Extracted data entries
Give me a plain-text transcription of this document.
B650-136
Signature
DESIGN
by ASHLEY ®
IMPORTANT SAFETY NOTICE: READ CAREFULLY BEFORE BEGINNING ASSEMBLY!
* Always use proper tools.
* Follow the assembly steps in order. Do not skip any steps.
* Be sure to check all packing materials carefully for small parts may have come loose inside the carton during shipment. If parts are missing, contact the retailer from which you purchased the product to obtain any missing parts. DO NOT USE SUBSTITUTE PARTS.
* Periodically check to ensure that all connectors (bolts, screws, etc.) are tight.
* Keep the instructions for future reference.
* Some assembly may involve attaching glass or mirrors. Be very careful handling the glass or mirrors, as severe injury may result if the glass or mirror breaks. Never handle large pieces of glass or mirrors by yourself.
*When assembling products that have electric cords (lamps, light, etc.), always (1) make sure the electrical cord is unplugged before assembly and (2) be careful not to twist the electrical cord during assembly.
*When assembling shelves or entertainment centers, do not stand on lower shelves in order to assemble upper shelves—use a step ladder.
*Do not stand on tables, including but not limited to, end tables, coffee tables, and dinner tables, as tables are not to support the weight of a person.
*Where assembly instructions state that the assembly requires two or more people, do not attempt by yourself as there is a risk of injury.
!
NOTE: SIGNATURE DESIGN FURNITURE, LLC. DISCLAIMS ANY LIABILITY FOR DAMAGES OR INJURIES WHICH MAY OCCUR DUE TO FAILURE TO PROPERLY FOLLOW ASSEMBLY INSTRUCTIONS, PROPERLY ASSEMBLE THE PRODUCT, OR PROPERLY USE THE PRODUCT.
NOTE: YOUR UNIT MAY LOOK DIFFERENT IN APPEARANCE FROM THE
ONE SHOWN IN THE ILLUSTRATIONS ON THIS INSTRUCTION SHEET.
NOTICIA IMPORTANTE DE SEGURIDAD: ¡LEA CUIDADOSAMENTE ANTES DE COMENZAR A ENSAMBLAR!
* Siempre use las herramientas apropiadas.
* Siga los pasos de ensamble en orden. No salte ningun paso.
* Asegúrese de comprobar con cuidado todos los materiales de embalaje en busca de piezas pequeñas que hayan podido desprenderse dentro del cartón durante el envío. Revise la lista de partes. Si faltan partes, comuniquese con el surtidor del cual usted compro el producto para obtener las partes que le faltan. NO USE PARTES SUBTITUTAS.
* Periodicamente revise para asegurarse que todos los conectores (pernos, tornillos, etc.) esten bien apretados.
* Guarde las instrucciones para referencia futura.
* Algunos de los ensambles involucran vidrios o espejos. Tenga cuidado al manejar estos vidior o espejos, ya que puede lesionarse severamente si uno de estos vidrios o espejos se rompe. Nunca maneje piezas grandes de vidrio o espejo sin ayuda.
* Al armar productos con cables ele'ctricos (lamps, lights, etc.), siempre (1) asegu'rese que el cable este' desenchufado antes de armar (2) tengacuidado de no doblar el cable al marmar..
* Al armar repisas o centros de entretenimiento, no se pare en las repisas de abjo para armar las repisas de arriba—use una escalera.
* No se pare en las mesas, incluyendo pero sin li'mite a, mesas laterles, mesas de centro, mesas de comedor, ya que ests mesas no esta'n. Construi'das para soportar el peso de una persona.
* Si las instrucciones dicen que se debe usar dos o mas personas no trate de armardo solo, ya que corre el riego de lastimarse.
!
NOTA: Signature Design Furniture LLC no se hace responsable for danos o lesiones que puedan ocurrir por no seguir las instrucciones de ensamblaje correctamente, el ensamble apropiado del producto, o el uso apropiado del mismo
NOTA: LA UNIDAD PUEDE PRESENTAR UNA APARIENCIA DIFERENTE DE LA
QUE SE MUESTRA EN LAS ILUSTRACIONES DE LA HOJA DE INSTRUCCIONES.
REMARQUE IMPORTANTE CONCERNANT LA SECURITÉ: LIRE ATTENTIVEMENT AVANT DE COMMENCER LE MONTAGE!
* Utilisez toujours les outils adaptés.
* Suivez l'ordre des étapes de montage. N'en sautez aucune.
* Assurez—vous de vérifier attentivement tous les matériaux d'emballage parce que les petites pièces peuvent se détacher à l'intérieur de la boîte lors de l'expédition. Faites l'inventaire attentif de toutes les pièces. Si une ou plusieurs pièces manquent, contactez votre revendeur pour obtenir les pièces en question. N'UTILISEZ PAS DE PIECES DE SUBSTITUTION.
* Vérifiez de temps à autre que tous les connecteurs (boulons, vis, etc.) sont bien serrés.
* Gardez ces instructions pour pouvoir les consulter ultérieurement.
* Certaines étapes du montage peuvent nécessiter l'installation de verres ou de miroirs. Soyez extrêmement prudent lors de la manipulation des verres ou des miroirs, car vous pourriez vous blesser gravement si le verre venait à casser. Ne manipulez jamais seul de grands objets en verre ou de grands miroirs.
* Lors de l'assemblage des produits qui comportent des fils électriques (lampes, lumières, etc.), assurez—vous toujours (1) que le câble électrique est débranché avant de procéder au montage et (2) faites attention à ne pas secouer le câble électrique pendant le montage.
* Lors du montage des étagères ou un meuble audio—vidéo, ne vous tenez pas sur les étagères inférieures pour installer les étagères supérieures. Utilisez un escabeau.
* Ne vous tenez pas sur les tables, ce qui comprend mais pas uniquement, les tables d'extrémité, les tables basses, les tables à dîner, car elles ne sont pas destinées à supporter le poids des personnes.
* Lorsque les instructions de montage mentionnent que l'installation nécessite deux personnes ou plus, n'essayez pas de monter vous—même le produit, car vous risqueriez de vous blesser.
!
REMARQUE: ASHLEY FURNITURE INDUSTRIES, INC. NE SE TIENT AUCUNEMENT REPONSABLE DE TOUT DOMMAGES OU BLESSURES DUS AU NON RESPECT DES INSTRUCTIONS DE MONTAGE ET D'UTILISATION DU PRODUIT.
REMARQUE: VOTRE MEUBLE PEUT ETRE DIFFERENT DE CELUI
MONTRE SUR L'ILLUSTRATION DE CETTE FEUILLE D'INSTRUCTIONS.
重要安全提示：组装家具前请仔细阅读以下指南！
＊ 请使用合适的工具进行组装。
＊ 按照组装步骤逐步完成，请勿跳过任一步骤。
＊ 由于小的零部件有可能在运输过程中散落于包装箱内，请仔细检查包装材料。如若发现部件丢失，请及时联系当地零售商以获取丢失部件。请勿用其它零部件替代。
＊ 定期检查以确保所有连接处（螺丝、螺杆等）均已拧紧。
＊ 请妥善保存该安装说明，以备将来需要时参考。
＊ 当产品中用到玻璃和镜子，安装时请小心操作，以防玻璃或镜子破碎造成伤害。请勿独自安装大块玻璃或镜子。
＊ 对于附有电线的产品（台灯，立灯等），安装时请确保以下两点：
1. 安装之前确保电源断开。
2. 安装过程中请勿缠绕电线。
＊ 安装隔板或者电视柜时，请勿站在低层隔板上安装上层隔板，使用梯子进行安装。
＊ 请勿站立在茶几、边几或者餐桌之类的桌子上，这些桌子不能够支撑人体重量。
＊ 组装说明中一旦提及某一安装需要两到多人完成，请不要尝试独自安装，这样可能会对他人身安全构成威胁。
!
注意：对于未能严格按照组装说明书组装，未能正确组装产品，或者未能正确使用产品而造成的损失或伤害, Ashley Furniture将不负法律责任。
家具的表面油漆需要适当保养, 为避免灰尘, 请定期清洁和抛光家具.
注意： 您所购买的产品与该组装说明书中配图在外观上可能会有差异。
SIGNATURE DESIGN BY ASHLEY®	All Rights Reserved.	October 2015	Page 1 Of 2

• _Task description_
Write out every record shown above, word for word.

• _The completed task_
Give me a plain-text transcription of this document.
B650-136
Signature
DESIGN
by ASHLEY ®
IMPORTANT SAFETY NOTICE: READ CAREFULLY BEFORE BEGINNING ASSEMBLY!
* Always use proper tools.
* Follow the assembly steps in order. Do not skip any steps.
* Be sure to check all packing materials carefully for small parts may have come loose inside the carton during shipment. If parts are missing, contact the retailer from which you purchased the product to obtain any missing parts. DO NOT USE SUBSTITUTE PARTS.
* Periodically check to ensure that all connectors (bolts, screws, etc.) are tight.
* Keep the instructions for future reference.
* Some assembly may involve attaching glass or mirrors. Be very careful handling the glass or mirrors, as severe injury may result if the glass or mirror breaks. Never handle large pieces of glass or mirrors by yourself.
*When assembling products that have electric cords (lamps, light, etc.), always (1) make sure the electrical cord is unplugged before assembly and (2) be careful not to twist the electrical cord during assembly.
*When assembling shelves or entertainment centers, do not stand on lower shelves in order to assemble upper shelves—use a step ladder.
*Do not stand on tables, including but not limited to, end tables, coffee tables, and dinner tables, as tables are not to support the weight of a person.
*Where assembly instructions state that the assembly requires two or more people, do not attempt by yourself as there is a risk of injury.
!
NOTE: SIGNATURE DESIGN FURNITURE, LLC. DISCLAIMS ANY LIABILITY FOR DAMAGES OR INJURIES WHICH MAY OCCUR DUE TO FAILURE TO PROPERLY FOLLOW ASSEMBLY INSTRUCTIONS, PROPERLY ASSEMBLE THE PRODUCT, OR PROPERLY USE THE PRODUCT.
NOTE: YOUR UNIT MAY LOOK DIFFERENT IN APPEARANCE FROM THE
ONE SHOWN IN THE ILLUSTRATIONS ON THIS INSTRUCTION SHEET.
NOTICIA IMPORTANTE DE SEGURIDAD: ¡LEA CUIDADOSAMENTE ANTES DE COMENZAR A ENSAMBLAR!
* Siempre use las herramientas apropiadas.
* Siga los pasos de ensamble en orden. No salte ningun paso.
* Asegúrese de comprobar con cuidado todos los materiales de embalaje en busca de piezas pequeñas que hayan podido desprenderse dentro del cartón durante el envío. Revise la lista de partes. Si faltan partes, comuniquese con el surtidor del cual usted compro el producto para obtener las partes que le faltan. NO USE PARTES SUBTITUTAS.
* Periodicamente revise para asegurarse que todos los conectores (pernos, tornillos, etc.) esten bien apretados.
* Guarde las instrucciones para referencia futura.
* Algunos de los ensambles involucran vidrios o espejos. Tenga cuidado al manejar estos vidior o espejos, ya que puede lesionarse severamente si uno de estos vidrios o espejos se rompe. Nunca maneje piezas grandes de vidrio o espejo sin ayuda.
* Al armar productos con cables ele'ctricos (lamps, lights, etc.), siempre (1) asegu'rese que el cable este' desenchufado antes de armar (2) tengacuidado de no doblar el cable al marmar..
* Al armar repisas o centros de entretenimiento, no se pare en las repisas de abjo para armar las repisas de arriba—use una escalera.
* No se pare en las mesas, incluyendo pero sin li'mite a, mesas laterles, mesas de centro, mesas de comedor, ya que ests mesas no esta'n. Construi'das para soportar el peso de una persona.
* Si las instrucciones dicen que se debe usar dos o mas personas no trate de armardo solo, ya que corre el riego de lastimarse.
!
NOTA: Signature Design Furniture LLC no se hace responsable for danos o lesiones que puedan ocurrir por no seguir las instrucciones de ensamblaje correctamente, el ensamble apropiado del producto, o el uso apropiado del mismo
NOTA: LA UNIDAD PUEDE PRESENTAR UNA APARIENCIA DIFERENTE DE LA
QUE SE MUESTRA EN LAS ILUSTRACIONES DE LA HOJA DE INSTRUCCIONES.
REMARQUE IMPORTANTE CONCERNANT LA SECURITÉ: LIRE ATTENTIVEMENT AVANT DE COMMENCER LE MONTAGE!
* Utilisez toujours les outils adaptés.
* Suivez l'ordre des étapes de montage. N'en sautez aucune.
* Assurez—vous de vérifier attentivement tous les matériaux d'emballage parce que les petites pièces peuvent se détacher à l'intérieur de la boîte lors de l'expédition. Faites l'inventaire attentif de toutes les pièces. Si une ou plusieurs pièces manquent, contactez votre revendeur pour obtenir les pièces en question. N'UTILISEZ PAS DE PIECES DE SUBSTITUTION.
* Vérifiez de temps à autre que tous les connecteurs (boulons, vis, etc.) sont bien serrés.
* Gardez ces instructions pour pouvoir les consulter ultérieurement.
* Certaines étapes du montage peuvent nécessiter l'installation de verres ou de miroirs. Soyez extrêmement prudent lors de la manipulation des verres ou des miroirs, car vous pourriez vous blesser gravement si le verre venait à casser. Ne manipulez jamais seul de grands objets en verre ou de grands miroirs.
* Lors de l'assemblage des produits qui comportent des fils électriques (lampes, lumières, etc.), assurez—vous toujours (1) que le câble électrique est débranché avant de procéder au montage et (2) faites attention à ne pas secouer le câble électrique pendant le montage.
* Lors du montage des étagères ou un meuble audio—vidéo, ne vous tenez pas sur les étagères inférieures pour installer les étagères supérieures. Utilisez un escabeau.
* Ne vous tenez pas sur les tables, ce qui comprend mais pas uniquement, les tables d'extrémité, les tables basses, les tables à dîner, car elles ne sont pas destinées à supporter le poids des personnes.
* Lorsque les instructions de montage mentionnent que l'installation nécessite deux personnes ou plus, n'essayez pas de monter vous—même le produit, car vous risqueriez de vous blesser.
!
REMARQUE: ASHLEY FURNITURE INDUSTRIES, INC. NE SE TIENT AUCUNEMENT REPONSABLE DE TOUT DOMMAGES OU BLESSURES DUS AU NON RESPECT DES INSTRUCTIONS DE MONTAGE ET D'UTILISATION DU PRODUIT.
REMARQUE: VOTRE MEUBLE PEUT ETRE DIFFERENT DE CELUI
MONTRE SUR L'ILLUSTRATION DE CETTE FEUILLE D'INSTRUCTIONS.
重要安全提示：组装家具前请仔细阅读以下指南！
＊ 请使用合适的工具进行组装。
＊ 按照组装步骤逐步完成，请勿跳过任一步骤。
＊ 由于小的零部件有可能在运输过程中散落于包装箱内，请仔细检查包装材料。如若发现部件丢失，请及时联系当地零售商以获取丢失部件。请勿用其它零部件替代。
＊ 定期检查以确保所有连接处（螺丝、螺杆等）均已拧紧。
＊ 请妥善保存该安装说明，以备将来需要时参考。
＊ 当产品中用到玻璃和镜子，安装时请小心操作，以防玻璃或镜子破碎造成伤害。请勿独自安装大块玻璃或镜子。
＊ 对于附有电线的产品（台灯，立灯等），安装时请确保以下两点：
1. 安装之前确保电源断开。
2. 安装过程中请勿缠绕电线。
＊ 安装隔板或者电视柜时，请勿站在低层隔板上安装上层隔板，使用梯子进行安装。
＊ 请勿站立在茶几、边几或者餐桌之类的桌子上，这些桌子不能够支撑人体重量。
＊ 组装说明中一旦提及某一安装需要两到多人完成，请不要尝试独自安装，这样可能会对他人身安全构成威胁。
!
注意：对于未能严格按照组装说明书组装，未能正确组装产品，或者未能正确使用产品而造成的损失或伤害, Ashley Furniture将不负法律责任。
家具的表面油漆需要适当保养, 为避免灰尘, 请定期清洁和抛光家具.
注意： 您所购买的产品与该组装说明书中配图在外观上可能会有差异。
SIGNATURE DESIGN BY ASHLEY®	All Rights Reserved.	October 2015	Page 1 Of 2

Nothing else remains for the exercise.